## [Directions for this task]
Output the material beneath exactly, leaving nothing out.

— start Given records —

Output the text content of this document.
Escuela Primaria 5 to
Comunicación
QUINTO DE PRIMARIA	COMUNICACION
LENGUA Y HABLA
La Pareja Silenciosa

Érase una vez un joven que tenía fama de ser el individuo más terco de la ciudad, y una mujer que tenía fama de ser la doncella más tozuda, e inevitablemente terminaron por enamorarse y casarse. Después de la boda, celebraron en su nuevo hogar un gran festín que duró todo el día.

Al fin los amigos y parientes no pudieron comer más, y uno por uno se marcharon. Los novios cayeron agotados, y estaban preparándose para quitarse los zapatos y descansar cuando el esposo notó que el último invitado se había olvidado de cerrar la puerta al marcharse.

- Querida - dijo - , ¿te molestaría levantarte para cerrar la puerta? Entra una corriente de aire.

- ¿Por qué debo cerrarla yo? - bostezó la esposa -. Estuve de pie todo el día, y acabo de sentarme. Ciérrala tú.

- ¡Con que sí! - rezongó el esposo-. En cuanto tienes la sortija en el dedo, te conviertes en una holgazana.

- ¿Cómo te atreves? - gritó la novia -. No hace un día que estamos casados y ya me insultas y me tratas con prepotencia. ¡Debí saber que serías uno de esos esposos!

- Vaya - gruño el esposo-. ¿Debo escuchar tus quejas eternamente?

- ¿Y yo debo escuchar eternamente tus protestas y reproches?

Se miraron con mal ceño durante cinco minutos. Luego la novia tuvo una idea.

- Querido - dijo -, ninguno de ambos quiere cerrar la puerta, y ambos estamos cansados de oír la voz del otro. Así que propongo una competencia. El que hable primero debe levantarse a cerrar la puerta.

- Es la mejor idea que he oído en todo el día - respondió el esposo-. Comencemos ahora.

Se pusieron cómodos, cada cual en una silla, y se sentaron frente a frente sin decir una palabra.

— end Given records —

## [Solved problem]
Output the text content of this document.
Escuela Primaria 5 to
Comunicación
QUINTO DE PRIMARIA	COMUNICACION
LENGUA Y HABLA
La Pareja Silenciosa

Érase una vez un joven que tenía fama de ser el individuo más terco de la ciudad, y una mujer que tenía fama de ser la doncella más tozuda, e inevitablemente terminaron por enamorarse y casarse. Después de la boda, celebraron en su nuevo hogar un gran festín que duró todo el día.

Al fin los amigos y parientes no pudieron comer más, y uno por uno se marcharon. Los novios cayeron agotados, y estaban preparándose para quitarse los zapatos y descansar cuando el esposo notó que el último invitado se había olvidado de cerrar la puerta al marcharse.

- Querida - dijo - , ¿te molestaría levantarte para cerrar la puerta? Entra una corriente de aire.

- ¿Por qué debo cerrarla yo? - bostezó la esposa -. Estuve de pie todo el día, y acabo de sentarme. Ciérrala tú.

- ¡Con que sí! - rezongó el esposo-. En cuanto tienes la sortija en el dedo, te conviertes en una holgazana.

- ¿Cómo te atreves? - gritó la novia -. No hace un día que estamos casados y ya me insultas y me tratas con prepotencia. ¡Debí saber que serías uno de esos esposos!

- Vaya - gruño el esposo-. ¿Debo escuchar tus quejas eternamente?

- ¿Y yo debo escuchar eternamente tus protestas y reproches?

Se miraron con mal ceño durante cinco minutos. Luego la novia tuvo una idea.

- Querido - dijo -, ninguno de ambos quiere cerrar la puerta, y ambos estamos cansados de oír la voz del otro. Así que propongo una competencia. El que hable primero debe levantarse a cerrar la puerta.

- Es la mejor idea que he oído en todo el día - respondió el esposo-. Comencemos ahora.

Se pusieron cómodos, cada cual en una silla, y se sentaron frente a frente sin decir una palabra.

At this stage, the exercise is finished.